Dataset entries.
:::

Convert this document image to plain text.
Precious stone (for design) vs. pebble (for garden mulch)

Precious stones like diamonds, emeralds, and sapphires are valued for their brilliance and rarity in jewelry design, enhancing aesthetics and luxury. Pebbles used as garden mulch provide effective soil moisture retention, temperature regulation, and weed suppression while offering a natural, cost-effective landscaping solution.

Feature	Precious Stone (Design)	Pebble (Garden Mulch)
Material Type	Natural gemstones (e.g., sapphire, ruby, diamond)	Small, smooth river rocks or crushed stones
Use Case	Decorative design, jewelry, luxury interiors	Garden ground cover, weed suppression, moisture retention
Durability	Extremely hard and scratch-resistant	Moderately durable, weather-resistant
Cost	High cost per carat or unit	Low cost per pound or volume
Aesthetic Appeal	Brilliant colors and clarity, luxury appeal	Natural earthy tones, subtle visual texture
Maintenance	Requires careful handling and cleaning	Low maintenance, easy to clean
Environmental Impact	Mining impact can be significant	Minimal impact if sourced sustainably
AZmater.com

:::

The problem. The listing above should be transcribed in full, exactly as written.

Result for this exercise.
Convert this document image to plain text.
Precious stone (for design) vs. pebble (for garden mulch)

Precious stones like diamonds, emeralds, and sapphires are valued for their brilliance and rarity in jewelry design, enhancing aesthetics and luxury. Pebbles used as garden mulch provide effective soil moisture retention, temperature regulation, and weed suppression while offering a natural, cost-effective landscaping solution.

Feature	Precious Stone (Design)	Pebble (Garden Mulch)
Material Type	Natural gemstones (e.g., sapphire, ruby, diamond)	Small, smooth river rocks or crushed stones
Use Case	Decorative design, jewelry, luxury interiors	Garden ground cover, weed suppression, moisture retention
Durability	Extremely hard and scratch-resistant	Moderately durable, weather-resistant
Cost	High cost per carat or unit	Low cost per pound or volume
Aesthetic Appeal	Brilliant colors and clarity, luxury appeal	Natural earthy tones, subtle visual texture
Maintenance	Requires careful handling and cleaning	Low maintenance, easy to clean
Environmental Impact	Mining impact can be significant	Minimal impact if sourced sustainably
AZmater.com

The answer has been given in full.